**Exercise:** In the records below, find each line containing the word "been" and copy it.

>> Begin Entries supplied

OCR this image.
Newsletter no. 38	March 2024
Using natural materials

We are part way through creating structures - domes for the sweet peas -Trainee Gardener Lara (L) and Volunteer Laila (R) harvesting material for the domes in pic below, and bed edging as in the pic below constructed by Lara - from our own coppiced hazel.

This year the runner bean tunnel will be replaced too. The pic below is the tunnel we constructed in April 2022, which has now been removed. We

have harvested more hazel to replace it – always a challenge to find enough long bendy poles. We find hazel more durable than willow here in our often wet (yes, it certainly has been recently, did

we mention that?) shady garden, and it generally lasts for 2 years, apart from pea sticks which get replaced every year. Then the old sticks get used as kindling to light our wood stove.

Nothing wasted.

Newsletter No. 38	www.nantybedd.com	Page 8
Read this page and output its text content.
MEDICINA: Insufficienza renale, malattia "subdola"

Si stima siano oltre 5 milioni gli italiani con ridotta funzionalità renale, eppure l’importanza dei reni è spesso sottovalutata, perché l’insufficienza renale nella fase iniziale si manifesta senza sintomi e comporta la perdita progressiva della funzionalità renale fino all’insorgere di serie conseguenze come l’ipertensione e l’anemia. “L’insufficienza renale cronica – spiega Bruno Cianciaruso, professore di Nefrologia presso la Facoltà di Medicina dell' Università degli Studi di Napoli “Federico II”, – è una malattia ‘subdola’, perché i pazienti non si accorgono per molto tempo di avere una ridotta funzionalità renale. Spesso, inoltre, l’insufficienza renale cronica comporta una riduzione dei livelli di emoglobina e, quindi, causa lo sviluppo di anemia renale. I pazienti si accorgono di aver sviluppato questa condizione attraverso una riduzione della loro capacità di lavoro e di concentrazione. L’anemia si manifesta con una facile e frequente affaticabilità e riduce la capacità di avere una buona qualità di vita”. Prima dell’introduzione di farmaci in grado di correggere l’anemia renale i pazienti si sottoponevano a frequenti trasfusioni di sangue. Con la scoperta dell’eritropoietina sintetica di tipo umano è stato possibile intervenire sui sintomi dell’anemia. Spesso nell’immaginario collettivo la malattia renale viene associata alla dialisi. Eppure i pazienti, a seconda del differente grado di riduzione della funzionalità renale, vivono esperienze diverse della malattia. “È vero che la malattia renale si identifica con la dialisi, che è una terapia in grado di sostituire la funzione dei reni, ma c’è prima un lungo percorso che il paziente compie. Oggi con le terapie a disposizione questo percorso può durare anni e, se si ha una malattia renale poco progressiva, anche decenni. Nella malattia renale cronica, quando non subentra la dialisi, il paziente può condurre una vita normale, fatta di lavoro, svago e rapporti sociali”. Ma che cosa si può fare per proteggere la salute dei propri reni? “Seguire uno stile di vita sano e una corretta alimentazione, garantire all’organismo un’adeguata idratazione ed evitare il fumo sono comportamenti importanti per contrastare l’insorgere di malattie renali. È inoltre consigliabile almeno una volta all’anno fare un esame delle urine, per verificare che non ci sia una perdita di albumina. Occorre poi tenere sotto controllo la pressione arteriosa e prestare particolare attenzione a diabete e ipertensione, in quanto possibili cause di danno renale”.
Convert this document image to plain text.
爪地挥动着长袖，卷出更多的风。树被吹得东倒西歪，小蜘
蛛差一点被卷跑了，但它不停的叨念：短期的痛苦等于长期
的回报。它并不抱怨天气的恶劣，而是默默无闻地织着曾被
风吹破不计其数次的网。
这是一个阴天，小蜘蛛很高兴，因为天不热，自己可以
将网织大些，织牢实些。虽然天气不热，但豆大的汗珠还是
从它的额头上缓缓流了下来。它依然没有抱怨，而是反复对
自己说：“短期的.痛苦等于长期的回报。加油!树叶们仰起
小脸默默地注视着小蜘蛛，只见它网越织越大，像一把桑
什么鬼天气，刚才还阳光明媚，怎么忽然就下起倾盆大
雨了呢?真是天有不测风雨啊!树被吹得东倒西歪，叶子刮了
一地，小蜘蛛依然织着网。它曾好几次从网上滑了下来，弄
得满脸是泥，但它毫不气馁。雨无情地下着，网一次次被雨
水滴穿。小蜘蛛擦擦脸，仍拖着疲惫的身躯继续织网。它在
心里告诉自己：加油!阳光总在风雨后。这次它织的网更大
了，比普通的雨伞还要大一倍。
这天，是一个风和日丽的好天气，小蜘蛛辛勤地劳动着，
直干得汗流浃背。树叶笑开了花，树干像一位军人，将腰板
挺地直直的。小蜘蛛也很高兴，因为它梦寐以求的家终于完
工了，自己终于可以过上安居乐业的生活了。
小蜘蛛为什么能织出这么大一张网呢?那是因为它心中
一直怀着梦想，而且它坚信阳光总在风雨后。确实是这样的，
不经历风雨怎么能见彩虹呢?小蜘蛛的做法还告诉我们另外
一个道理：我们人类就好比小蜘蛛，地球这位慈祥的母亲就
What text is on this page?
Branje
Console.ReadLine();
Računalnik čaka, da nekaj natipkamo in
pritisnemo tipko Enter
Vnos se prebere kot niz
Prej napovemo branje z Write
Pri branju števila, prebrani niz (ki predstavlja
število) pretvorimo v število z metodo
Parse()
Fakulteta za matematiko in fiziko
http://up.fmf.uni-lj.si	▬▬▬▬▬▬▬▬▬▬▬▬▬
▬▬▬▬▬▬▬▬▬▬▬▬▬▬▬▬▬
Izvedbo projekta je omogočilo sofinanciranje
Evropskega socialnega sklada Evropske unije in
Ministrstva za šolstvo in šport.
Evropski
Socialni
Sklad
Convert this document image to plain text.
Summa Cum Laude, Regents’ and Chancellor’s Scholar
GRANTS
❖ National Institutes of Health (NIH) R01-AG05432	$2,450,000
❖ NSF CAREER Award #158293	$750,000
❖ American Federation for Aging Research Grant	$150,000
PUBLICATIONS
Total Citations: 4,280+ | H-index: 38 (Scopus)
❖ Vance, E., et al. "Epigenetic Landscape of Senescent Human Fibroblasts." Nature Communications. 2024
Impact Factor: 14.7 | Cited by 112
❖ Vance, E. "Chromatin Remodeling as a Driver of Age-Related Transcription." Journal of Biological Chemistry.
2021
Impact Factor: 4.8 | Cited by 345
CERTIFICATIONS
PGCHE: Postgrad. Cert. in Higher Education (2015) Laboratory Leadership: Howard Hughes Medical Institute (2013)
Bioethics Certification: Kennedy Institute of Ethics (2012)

>> End Entries supplied

**Exercise answer:**
This year the runner bean tunnel will be replaced too. The pic below is the tunnel we constructed in April 2022, which has now been removed. We
have harvested more hazel to replace it – always a challenge to find enough long bendy poles. We find hazel more durable than willow here in our often wet (yes, it certainly has been recently, did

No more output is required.